→ **Work to complete**
From the records beneath, determine how many lines contain "serve" and report only that figure.

= = = = =

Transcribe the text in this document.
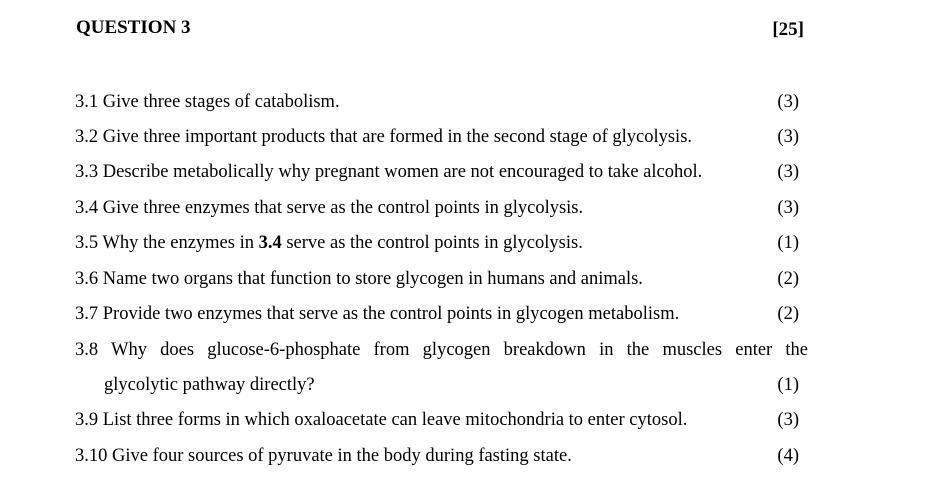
QUESTION 3	[25]
3.1 Give three stages of catabolism.	(3)
3.2 Give three important products that are formed in the second stage of glycolysis.	(3)
3.3 Describe metabolically why pregnant women are not encouraged to take alcohol.	(3)
3.4 Give three enzymes that serve as the control points in glycolysis.	(3)
3.5 Why the enzymes in 3.4 serve as the control points in glycolysis.	(1)
3.6 Name two organs that function to store glycogen in humans and animals.	(2)
3.7 Provide two enzymes that serve as the control points in glycogen metabolism.	(2)
3.8 Why does glucose-6-phosphate from glycogen breakdown in the muscles enter the
glycolytic pathway directly?	(1)
3.9 List three forms in which oxaloacetate can leave mitochondria to enter cytosol.	(3)
3.10 Give four sources of pyruvate in the body during fasting state.	(4)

= = = = =

→ **Output for this exercise**
3